• _INSTRUCTIONS FOR THE TASK_
Which lines below hold the word "риску"? Report each one.

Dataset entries
◆ ◆ ◆

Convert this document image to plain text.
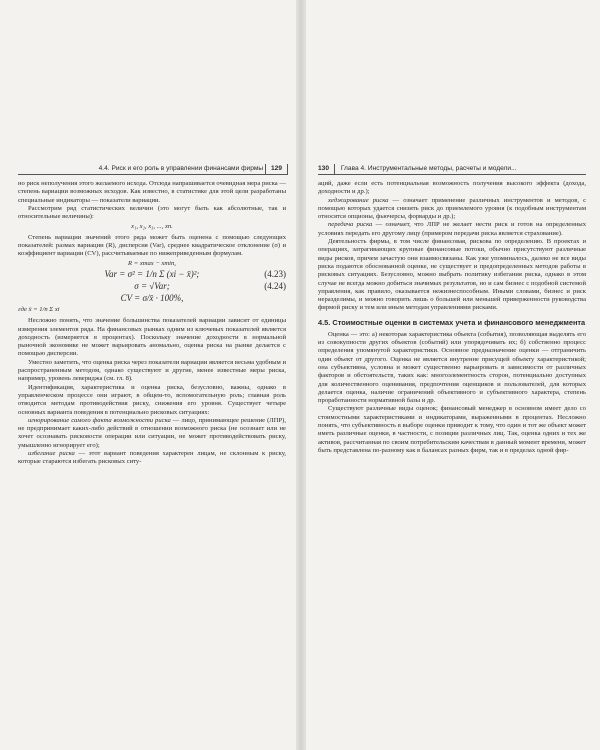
4.4. Риск и его роль в управлении финансами фирмы 129

но риск неполучения этого желаемого исхода. Отсюда напрашивается очевидная мера риска — степень вариации возможных исходов. Как известно, в статистике для этой цели разработаны специальные индикаторы — показатели вариации.

Рассмотрим ряд статистических величин (это могут быть как абсолютные, так и относительные величины):

x₁, x₂, x₃, ..., xn.

Степень вариации значений этого ряда может быть оценена с помощью следующих показателей: размах вариации (R), дисперсия (Var), среднее квадратическое отклонение (σ) и коэффициент вариации (CV), рассчитываемые по нижеприведенным формулам.

R = xmax − xmin,
Var = σ² = 1/n Σ (xi − x̄)²;	(4.23)
σ = √Var;	(4.24)
CV = σ/x̄ · 100%,

где x̄ = 1/n Σ xi

Несложно понять, что значение большинства показателей вариации зависит от единицы измерения элементов ряда. На финансовых рынках одним из ключевых показателей является доходность (измеряется в процентах). Поскольку значение доходности в нормальной рыночной экономике не может варьировать аномально, оценка риска на рынке делается с помощью дисперсии.

Уместно заметить, что оценка риска через показатели вариации является весьма удобным и распространенным методом, однако существуют и другие, менее известные меры риска, например, уровень левериджа (см. гл. 8).

Идентификация, характеристика и оценка риска, безусловно, важны, однако в управленческом процессе они играют, в общем-то, вспомогательную роль; главная роль отводится методам противодействия риску, снижения его уровня. Существует четыре основных варианта поведения в потенциально рисковых ситуациях:

игнорирование самого факта возможности риска — лицо, принимающее решение (ЛПР), не предпринимает каких-либо действий в отношении возможного риска (не осознает или не хочет осознавать рисковости операции или ситуации, не может противодействовать риску, умышленно игнорирует его);

избегание риска — этот вариант поведения характерен лицам, не склонным к риску, которые стараются избегать рисковых ситу-

130 Глава 4. Инструментальные методы, расчеты и модели...

аций, даже если есть потенциальная возможность получения высокого эффекта (дохода, доходности и др.);

хеджирование риска — означает применение различных инструментов и методов, с помощью которых удается снизить риск до приемлемого уровня (к подобным инструментам относятся опционы, фьючерсы, форварды и др.);

передача риска — означает, что ЛПР не желает нести риск и готов на определенных условиях передать его другому лицу (примером передачи риска является страхование).

Деятельность фирмы, в том числе финансовая, рискова по определению. В проектах и операциях, затрагивающих крупные финансовые потоки, обычно присутствуют различные виды рисков, причем зачастую они взаимосвязаны. Как уже упоминалось, далеко не все виды риска подаются обоснованной оценке, не существует и предопределенных методов работы в рисковых ситуациях. Безусловно, можно выбрать политику избегания риска, однако в этом случае не всегда можно добиться значимых результатов, но и сам бизнес с подобной системой управления, как правило, оказывается нежизнеспособным. Иными словами, бизнес и риск неразделимы, и можно говорить лишь о большей или меньшей приверженности руководства фирмой риску и тем или иным методам управлениями рисками.

4.5. Стоимостные оценки в системах учета и финансового менеджмента

Оценка — это: а) некоторая характеристика объекта (события), позволяющая выделять его из совокупности других объектов (событий) или упорядочивать их; б) собственно процесс определения упомянутой характеристики. Основное предназначение оценки — отграничить один объект от другого. Оценка не является внутренне присущей объекту характеристикой; она субъективна, условна и может существенно варьировать в зависимости от различных факторов и обстоятельств, таких как: многоэлементность сторон, потенциально доступных для количественного оценивания, предпочтения оценщиков и пользователей, для которых делается оценка, наличие ограничений объективного и субъективного характера, степень проработанности нормативной базы и др.

Существуют различные виды оценок; финансовый менеджер в основном имеет дело со стоимостными характеристиками и индикаторами, выраженными в процентах. Несложно понять, что субъективность в выборе оценки приводит к тому, что один и тот же объект может иметь различные оценки, в частности, с позиции различных лиц. Так, оценка одних и тех же активов, рассчитанная по своим потребительским качествам в данный момент времени, может быть представлена по-разному как в балансах разных фирм, так и в пределах одной фир-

◆ ◆ ◆

• _WRITTEN ANSWER_
Идентификация, характеристика и оценка риска, безусловно, важны, однако в управленческом процессе они играют, в общем-то, вспомогательную роль; главная роль отводится методам противодействия риску, снижения его уровня. Существует четыре основных варианта поведения в потенциально рисковых ситуациях:
игнорирование самого факта возможности риска — лицо, принимающее решение (ЛПР), не предпринимает каких-либо действий в отношении возможного риска (не осознает или не хочет осознавать рисковости операции или ситуации, не может противодействовать риску, умышленно игнорирует его);
избегание риска — этот вариант поведения характерен лицам, не склонным к риску, которые стараются избегать рисковых ситу-
Деятельность фирмы, в том числе финансовая, рискова по определению. В проектах и операциях, затрагивающих крупные финансовые потоки, обычно присутствуют различные виды рисков, причем зачастую они взаимосвязаны. Как уже упоминалось, далеко не все виды риска подаются обоснованной оценке, не существует и предопределенных методов работы в рисковых ситуациях. Безусловно, можно выбрать политику избегания риска, однако в этом случае не всегда можно добиться значимых результатов, но и сам бизнес с подобной системой управления, как правило, оказывается нежизнеспособным. Иными словами, бизнес и риск неразделимы, и можно говорить лишь о большей или меньшей приверженности руководства фирмой риску и тем или иным методам управлениями рисками.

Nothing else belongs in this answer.